## WHAT IS ASKED:
Check each line of the material below, and copy it if it holds the string "eius".

⟨

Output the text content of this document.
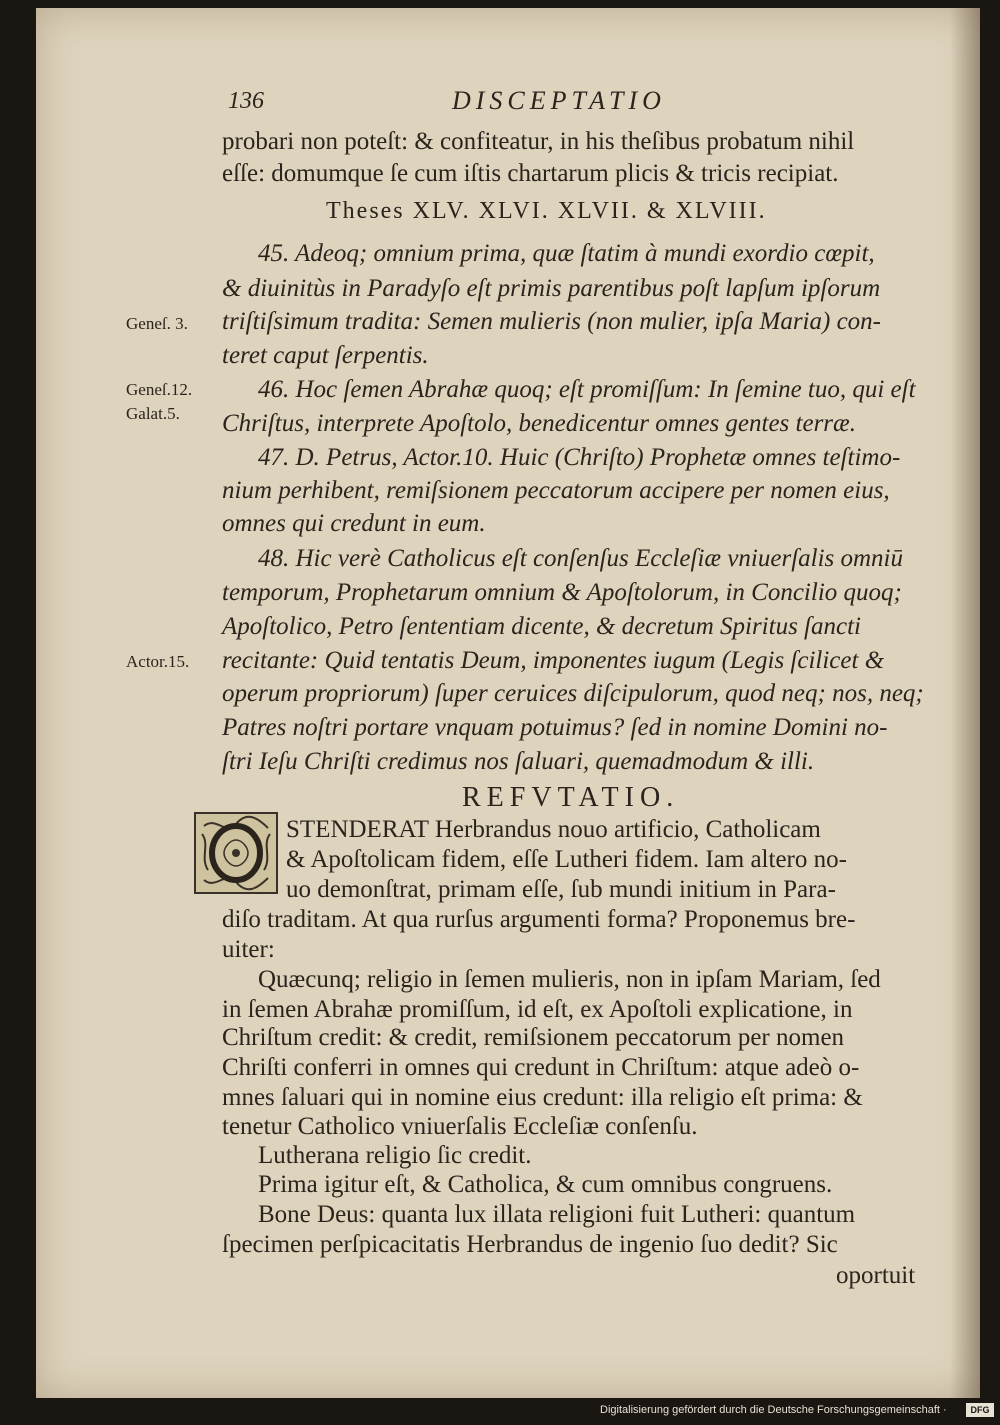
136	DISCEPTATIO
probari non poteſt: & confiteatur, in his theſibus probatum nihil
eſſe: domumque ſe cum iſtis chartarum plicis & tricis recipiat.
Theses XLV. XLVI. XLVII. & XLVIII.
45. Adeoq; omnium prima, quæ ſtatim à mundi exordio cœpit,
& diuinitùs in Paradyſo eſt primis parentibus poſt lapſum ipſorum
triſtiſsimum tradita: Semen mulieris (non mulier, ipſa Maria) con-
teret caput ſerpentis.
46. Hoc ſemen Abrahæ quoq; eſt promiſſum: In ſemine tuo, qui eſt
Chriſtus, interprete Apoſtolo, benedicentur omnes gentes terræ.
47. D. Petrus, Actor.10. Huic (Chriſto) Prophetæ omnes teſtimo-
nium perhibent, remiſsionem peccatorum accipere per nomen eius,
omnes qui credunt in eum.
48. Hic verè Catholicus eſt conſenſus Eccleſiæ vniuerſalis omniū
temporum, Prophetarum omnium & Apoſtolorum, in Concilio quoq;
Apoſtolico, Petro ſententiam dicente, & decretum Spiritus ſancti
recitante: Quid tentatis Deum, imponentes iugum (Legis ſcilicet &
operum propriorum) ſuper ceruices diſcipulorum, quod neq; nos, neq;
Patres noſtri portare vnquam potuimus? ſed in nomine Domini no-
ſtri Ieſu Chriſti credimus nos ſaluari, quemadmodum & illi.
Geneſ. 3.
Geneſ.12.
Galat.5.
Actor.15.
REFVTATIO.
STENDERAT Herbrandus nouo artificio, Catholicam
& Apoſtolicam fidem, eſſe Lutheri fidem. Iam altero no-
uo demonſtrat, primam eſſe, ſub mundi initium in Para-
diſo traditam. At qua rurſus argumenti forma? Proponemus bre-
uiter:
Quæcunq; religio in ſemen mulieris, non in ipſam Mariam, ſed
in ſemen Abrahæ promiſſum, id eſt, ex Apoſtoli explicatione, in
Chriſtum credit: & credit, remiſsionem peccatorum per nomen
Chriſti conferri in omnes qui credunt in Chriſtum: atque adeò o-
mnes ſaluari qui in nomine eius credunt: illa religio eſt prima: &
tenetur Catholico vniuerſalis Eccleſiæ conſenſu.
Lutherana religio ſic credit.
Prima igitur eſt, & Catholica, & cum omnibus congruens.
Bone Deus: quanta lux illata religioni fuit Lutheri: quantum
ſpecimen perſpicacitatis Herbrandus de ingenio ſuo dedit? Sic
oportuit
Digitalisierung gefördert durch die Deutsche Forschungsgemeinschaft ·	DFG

⟩
⟨

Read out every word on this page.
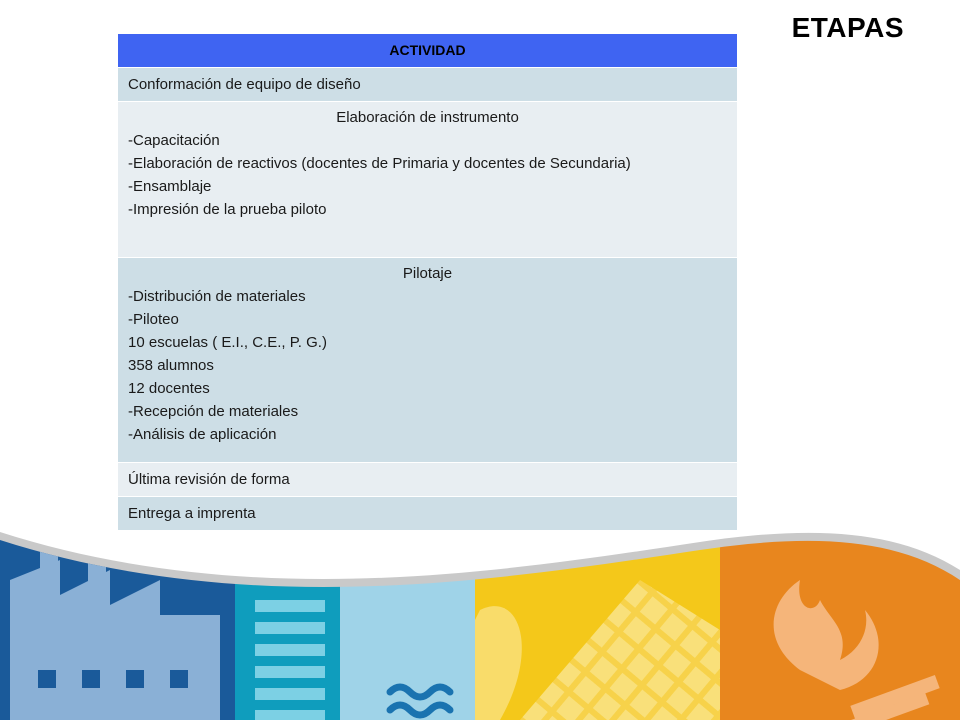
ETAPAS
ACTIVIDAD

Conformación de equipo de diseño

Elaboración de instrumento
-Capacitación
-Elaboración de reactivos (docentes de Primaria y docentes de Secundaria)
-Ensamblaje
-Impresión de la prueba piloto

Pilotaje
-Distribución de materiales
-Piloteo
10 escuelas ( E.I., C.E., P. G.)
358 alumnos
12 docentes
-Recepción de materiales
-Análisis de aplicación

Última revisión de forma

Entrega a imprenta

⟩

## RESPONSE TO THE TASK:
nium perhibent, remiſsionem peccatorum accipere per nomen eius,
mnes ſaluari qui in nomine eius credunt: illa religio eſt prima: &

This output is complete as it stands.